Directions for this task
Please retype the data in full and exactly; the pictures are not part of the copy.

Data for this task
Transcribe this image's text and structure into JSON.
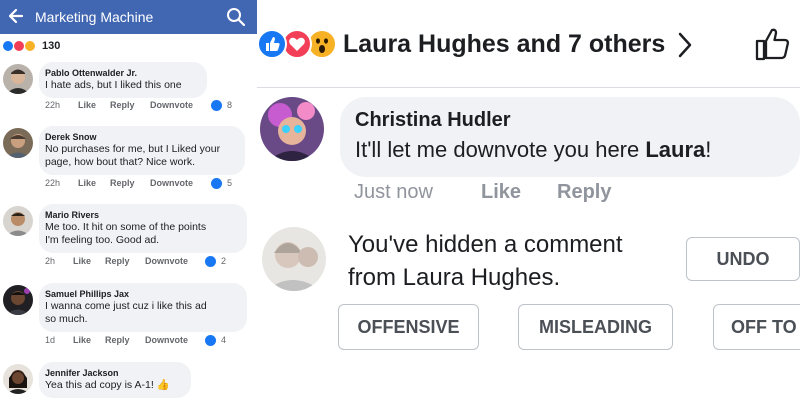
{
  "left": {
    "header": {
      "title": "Marketing Machine",
      "back_icon": "back-arrow-icon",
      "search_icon": "search-icon",
      "bg": "#4267b2"
    },
    "reactions": {
      "count": "130"
    },
    "comments": [
      {
        "name": "Pablo Ottenwalder Jr.",
        "lines": [
          "I hate ads, but I liked this one"
        ],
        "time": "22h",
        "like": "Like",
        "reply": "Reply",
        "downvote": "Downvote",
        "count": "8"
      },
      {
        "name": "Derek Snow",
        "lines": [
          "No purchases for me, but I Liked your",
          "page, how bout that? Nice work."
        ],
        "time": "22h",
        "like": "Like",
        "reply": "Reply",
        "downvote": "Downvote",
        "count": "5"
      },
      {
        "name": "Mario Rivers",
        "lines": [
          "Me too. It hit on some of the points",
          "I'm feeling too. Good ad."
        ],
        "time": "2h",
        "like": "Like",
        "reply": "Reply",
        "downvote": "Downvote",
        "count": "2"
      },
      {
        "name": "Samuel Phillips Jax",
        "lines": [
          "I wanna come just cuz i like this ad",
          "so much."
        ],
        "time": "1d",
        "like": "Like",
        "reply": "Reply",
        "downvote": "Downvote",
        "count": "4"
      },
      {
        "name": "Jennifer Jackson",
        "lines": [
          "Yea this ad copy is A-1! 👍"
        ]
      }
    ]
  },
  "right": {
    "reactors": "Laura Hughes and 7 others",
    "comment": {
      "name": "Christina Hudler",
      "text_prefix": "It'll let me downvote you here ",
      "text_bold": "Laura",
      "text_suffix": "!",
      "time": "Just now",
      "like": "Like",
      "reply": "Reply"
    },
    "hidden": {
      "line1": "You've hidden a comment",
      "line2": "from Laura Hughes.",
      "undo": "UNDO"
    },
    "reasons": [
      "OFFENSIVE",
      "MISLEADING",
      "OFF TO"
    ]
  },
  "colors": {
    "like": "#1877f2",
    "love": "#f33e58",
    "wow": "#f7b125",
    "bubble": "#f0f2f5",
    "muted": "#65676b"
  }
}
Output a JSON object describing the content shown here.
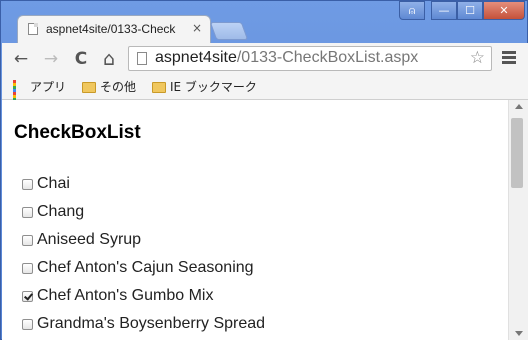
{
  "tab": {
    "title": "aspnet4site/0133-Check",
    "close": "×"
  },
  "window": {
    "user": "⍝",
    "minimize": "—",
    "maximize": "☐",
    "close": "✕"
  },
  "toolbar": {
    "back": "←",
    "forward": "→",
    "reload": "C",
    "home": "⌂",
    "star": "☆"
  },
  "address": {
    "host": "aspnet4site",
    "path": "/0133-CheckBoxList.aspx"
  },
  "bookmarks": [
    {
      "label": "アプリ",
      "icon": "apps-icon"
    },
    {
      "label": "その他",
      "icon": "folder-icon"
    },
    {
      "label": "IE ブックマーク",
      "icon": "folder-icon"
    }
  ],
  "page": {
    "heading": "CheckBoxList",
    "items": [
      {
        "label": "Chai",
        "checked": false
      },
      {
        "label": "Chang",
        "checked": false
      },
      {
        "label": "Aniseed Syrup",
        "checked": false
      },
      {
        "label": "Chef Anton's Cajun Seasoning",
        "checked": false
      },
      {
        "label": "Chef Anton's Gumbo Mix",
        "checked": true
      },
      {
        "label": "Grandma's Boysenberry Spread",
        "checked": false
      }
    ]
  },
  "colors": {
    "apps": [
      "#e94235",
      "#fbbc04",
      "#34a853",
      "#4285f4",
      "#e94235",
      "#fbbc04",
      "#34a853",
      "#4285f4",
      "#e94235"
    ]
  }
}
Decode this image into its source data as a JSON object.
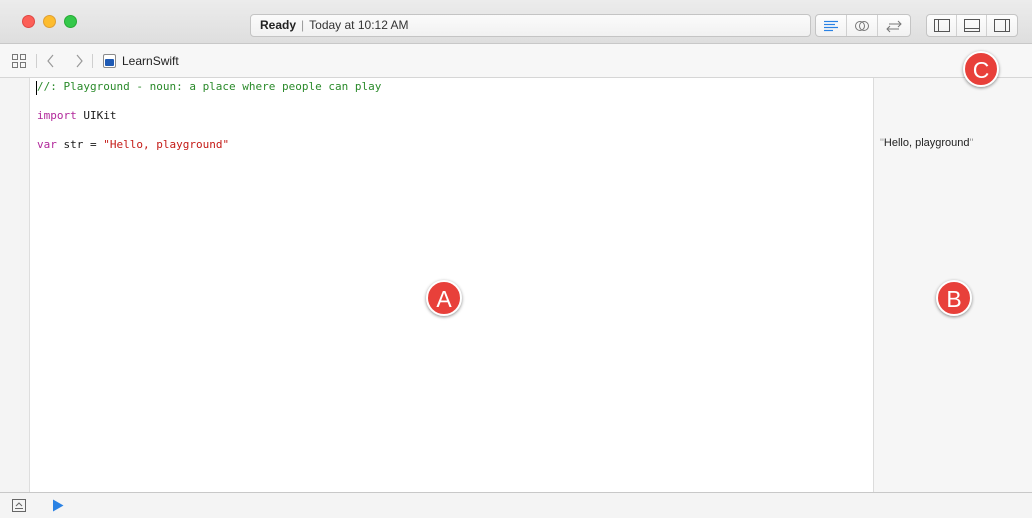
{
  "window": {
    "status_ready": "Ready",
    "status_separator": "|",
    "status_time": "Today at 10:12 AM"
  },
  "toolbar": {
    "editor_buttons": [
      "standard-editor-icon",
      "assistant-editor-icon",
      "version-editor-icon"
    ],
    "view_buttons": [
      "navigator-toggle-icon",
      "debug-area-toggle-icon",
      "utilities-toggle-icon"
    ]
  },
  "jumpbar": {
    "file_name": "LearnSwift"
  },
  "editor": {
    "lines": [
      {
        "comment": "//: Playground - noun: a place where people can play"
      },
      {
        "keyword": "import",
        "text": " UIKit"
      },
      {
        "keyword": "var",
        "text": " str = ",
        "string": "\"Hello, playground\""
      }
    ]
  },
  "results": {
    "value": "Hello, playground"
  },
  "callouts": {
    "a": "A",
    "b": "B",
    "c": "C"
  },
  "colors": {
    "comment": "#2a8a2a",
    "keyword": "#b1279a",
    "string": "#c41a16",
    "badge": "#e8403a",
    "run_button": "#2a82e4"
  }
}
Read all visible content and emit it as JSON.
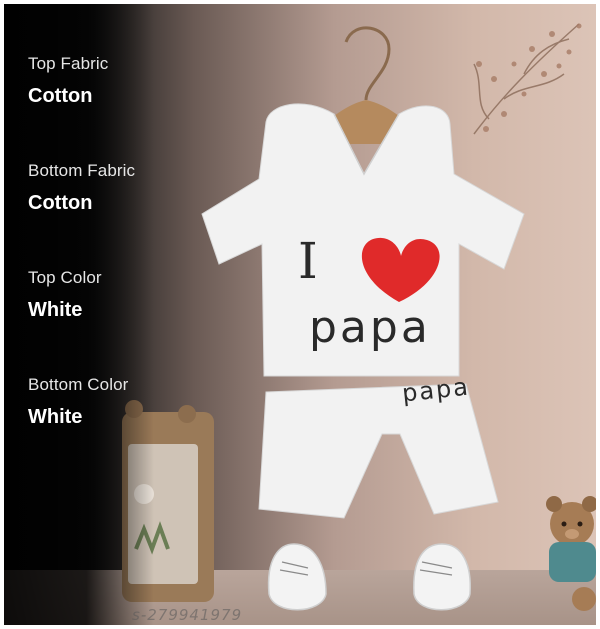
{
  "specs": [
    {
      "label": "Top Fabric",
      "value": "Cotton"
    },
    {
      "label": "Bottom Fabric",
      "value": "Cotton"
    },
    {
      "label": "Top Color",
      "value": "White"
    },
    {
      "label": "Bottom Color",
      "value": "White"
    }
  ],
  "product": {
    "shirt_text_i": "I",
    "shirt_text_papa": "papa",
    "shorts_text": "papa"
  },
  "watermark": "s-279941979",
  "colors": {
    "heart": "#e02a2a",
    "garment": "#f4f4f4"
  }
}
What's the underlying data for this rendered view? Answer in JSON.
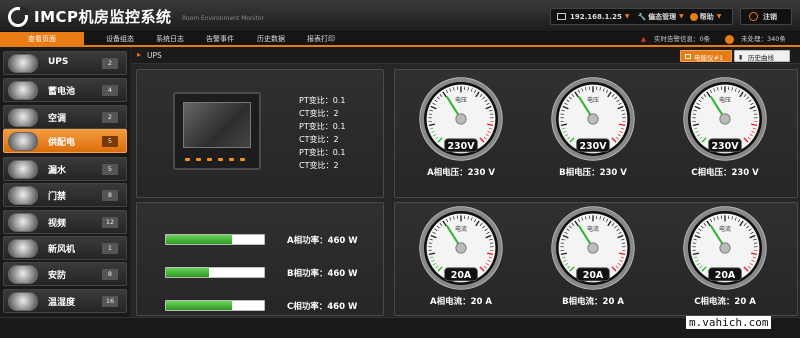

The output
Transcribe this image's text and structure into JSON.
{
  "left": {
    "header": {
      "title": "Marketing Machine",
      "back_icon": "back-arrow-icon",
      "search_icon": "search-icon",
      "bg": "#4267b2"
    },
    "reactions": {
      "count": "130"
    },
    "comments": [
      {
        "name": "Pablo Ottenwalder Jr.",
        "lines": [
          "I hate ads, but I liked this one"
        ],
        "time": "22h",
        "like": "Like",
        "reply": "Reply",
        "downvote": "Downvote",
        "count": "8"
      },
      {
        "name": "Derek Snow",
        "lines": [
          "No purchases for me, but I Liked your",
          "page, how bout that? Nice work."
        ],
        "time": "22h",
        "like": "Like",
        "reply": "Reply",
        "downvote": "Downvote",
        "count": "5"
      },
      {
        "name": "Mario Rivers",
        "lines": [
          "Me too. It hit on some of the points",
          "I'm feeling too. Good ad."
        ],
        "time": "2h",
        "like": "Like",
        "reply": "Reply",
        "downvote": "Downvote",
        "count": "2"
      },
      {
        "name": "Samuel Phillips Jax",
        "lines": [
          "I wanna come just cuz i like this ad",
          "so much."
        ],
        "time": "1d",
        "like": "Like",
        "reply": "Reply",
        "downvote": "Downvote",
        "count": "4"
      },
      {
        "name": "Jennifer Jackson",
        "lines": [
          "Yea this ad copy is A-1! 👍"
        ]
      }
    ]
  },
  "right": {
    "reactors": "Laura Hughes and 7 others",
    "comment": {
      "name": "Christina Hudler",
      "text_prefix": "It'll let me downvote you here ",
      "text_bold": "Laura",
      "text_suffix": "!",
      "time": "Just now",
      "like": "Like",
      "reply": "Reply"
    },
    "hidden": {
      "line1": "You've hidden a comment",
      "line2": "from Laura Hughes.",
      "undo": "UNDO"
    },
    "reasons": [
      "OFFENSIVE",
      "MISLEADING",
      "OFF TO"
    ]
  },
  "colors": {
    "like": "#1877f2",
    "love": "#f33e58",
    "wow": "#f7b125",
    "bubble": "#f0f2f5",
    "muted": "#65676b"
  }
}
Output a JSON object describing the content shown here.
{
  "tab": {
    "title": "aspnet4site/0133-Check",
    "close": "×"
  },
  "window": {
    "user": "⍝",
    "minimize": "—",
    "maximize": "☐",
    "close": "✕"
  },
  "toolbar": {
    "back": "←",
    "forward": "→",
    "reload": "C",
    "home": "⌂",
    "star": "☆"
  },
  "address": {
    "host": "aspnet4site",
    "path": "/0133-CheckBoxList.aspx"
  },
  "bookmarks": [
    {
      "label": "アプリ",
      "icon": "apps-icon"
    },
    {
      "label": "その他",
      "icon": "folder-icon"
    },
    {
      "label": "IE ブックマーク",
      "icon": "folder-icon"
    }
  ],
  "page": {
    "heading": "CheckBoxList",
    "items": [
      {
        "label": "Chai",
        "checked": false
      },
      {
        "label": "Chang",
        "checked": false
      },
      {
        "label": "Aniseed Syrup",
        "checked": false
      },
      {
        "label": "Chef Anton's Cajun Seasoning",
        "checked": false
      },
      {
        "label": "Chef Anton's Gumbo Mix",
        "checked": true
      },
      {
        "label": "Grandma's Boysenberry Spread",
        "checked": false
      }
    ]
  },
  "colors": {
    "apps": [
      "#e94235",
      "#fbbc04",
      "#34a853",
      "#4285f4",
      "#e94235",
      "#fbbc04",
      "#34a853",
      "#4285f4",
      "#e94235"
    ]
  }
}
Decode this image into its source data as a JSON object.
{
  "window": {
    "status_ready": "Ready",
    "status_separator": "|",
    "status_time": "Today at 10:12 AM"
  },
  "toolbar": {
    "editor_buttons": [
      "standard-editor-icon",
      "assistant-editor-icon",
      "version-editor-icon"
    ],
    "view_buttons": [
      "navigator-toggle-icon",
      "debug-area-toggle-icon",
      "utilities-toggle-icon"
    ]
  },
  "jumpbar": {
    "file_name": "LearnSwift"
  },
  "editor": {
    "lines": [
      {
        "comment": "//: Playground - noun: a place where people can play"
      },
      {
        "keyword": "import",
        "text": " UIKit"
      },
      {
        "keyword": "var",
        "text": " str = ",
        "string": "\"Hello, playground\""
      }
    ]
  },
  "results": {
    "value": "Hello, playground"
  },
  "callouts": {
    "a": "A",
    "b": "B",
    "c": "C"
  },
  "colors": {
    "comment": "#2a8a2a",
    "keyword": "#b1279a",
    "string": "#c41a16",
    "badge": "#e8403a",
    "run_button": "#2a82e4"
  }
}
Read all visible content and emit it as JSON.
{
  "specs": [
    {
      "label": "Top Fabric",
      "value": "Cotton"
    },
    {
      "label": "Bottom Fabric",
      "value": "Cotton"
    },
    {
      "label": "Top Color",
      "value": "White"
    },
    {
      "label": "Bottom Color",
      "value": "White"
    }
  ],
  "product": {
    "shirt_text_i": "I",
    "shirt_text_papa": "papa",
    "shorts_text": "papa"
  },
  "watermark": "s-279941979",
  "colors": {
    "heart": "#e02a2a",
    "garment": "#f4f4f4"
  }
}
What's the underlying data for this rendered view? Answer in JSON.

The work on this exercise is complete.